Requirements →
Restate the data below word for word. Skip any images it contains.

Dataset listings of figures
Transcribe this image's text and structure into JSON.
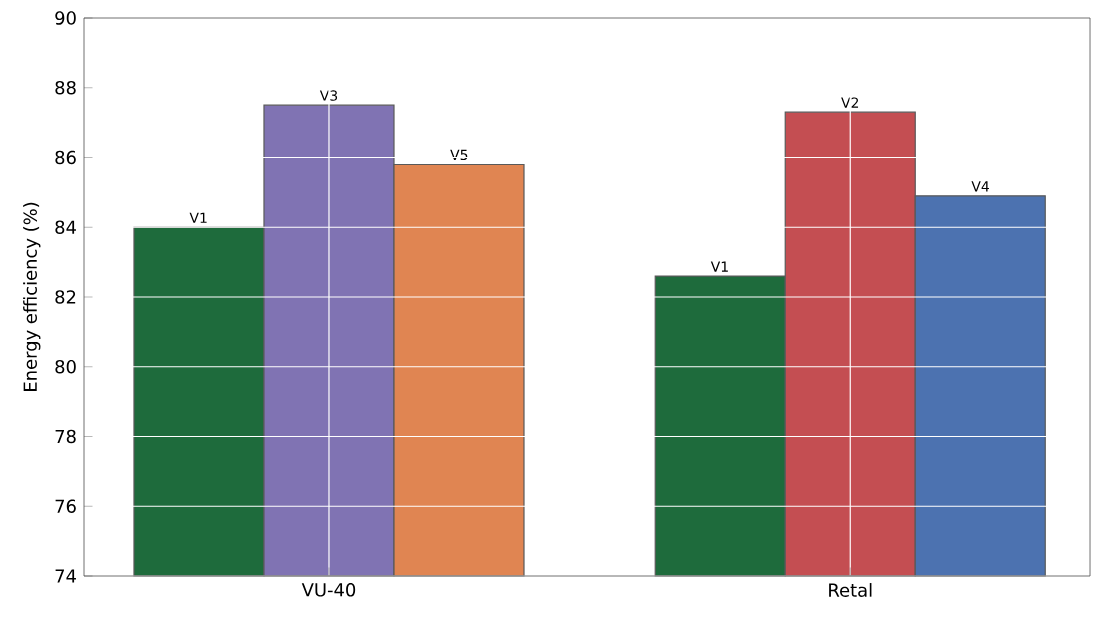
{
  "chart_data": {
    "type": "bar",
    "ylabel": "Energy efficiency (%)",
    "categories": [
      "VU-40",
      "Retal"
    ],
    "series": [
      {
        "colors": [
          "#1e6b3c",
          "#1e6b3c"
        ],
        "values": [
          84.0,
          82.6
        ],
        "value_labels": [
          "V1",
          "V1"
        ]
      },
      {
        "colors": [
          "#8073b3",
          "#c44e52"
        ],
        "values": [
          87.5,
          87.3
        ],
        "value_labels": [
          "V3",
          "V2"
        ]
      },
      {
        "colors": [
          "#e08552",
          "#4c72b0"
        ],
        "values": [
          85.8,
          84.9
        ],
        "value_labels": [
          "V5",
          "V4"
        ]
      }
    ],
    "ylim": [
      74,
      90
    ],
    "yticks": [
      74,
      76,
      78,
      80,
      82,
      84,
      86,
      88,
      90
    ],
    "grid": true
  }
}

Worked solution →
Transcribe this image's text and structure into JSON.
{
  "chart_data": {
    "type": "bar",
    "ylabel": "Energy efficiency (%)",
    "categories": [
      "VU-40",
      "Retal"
    ],
    "series": [
      {
        "colors": [
          "#1e6b3c",
          "#1e6b3c"
        ],
        "values": [
          84.0,
          82.6
        ],
        "value_labels": [
          "V1",
          "V1"
        ]
      },
      {
        "colors": [
          "#8073b3",
          "#c44e52"
        ],
        "values": [
          87.5,
          87.3
        ],
        "value_labels": [
          "V3",
          "V2"
        ]
      },
      {
        "colors": [
          "#e08552",
          "#4c72b0"
        ],
        "values": [
          85.8,
          84.9
        ],
        "value_labels": [
          "V5",
          "V4"
        ]
      }
    ],
    "ylim": [
      74,
      90
    ],
    "yticks": [
      74,
      76,
      78,
      80,
      82,
      84,
      86,
      88,
      90
    ],
    "grid": true
  }
}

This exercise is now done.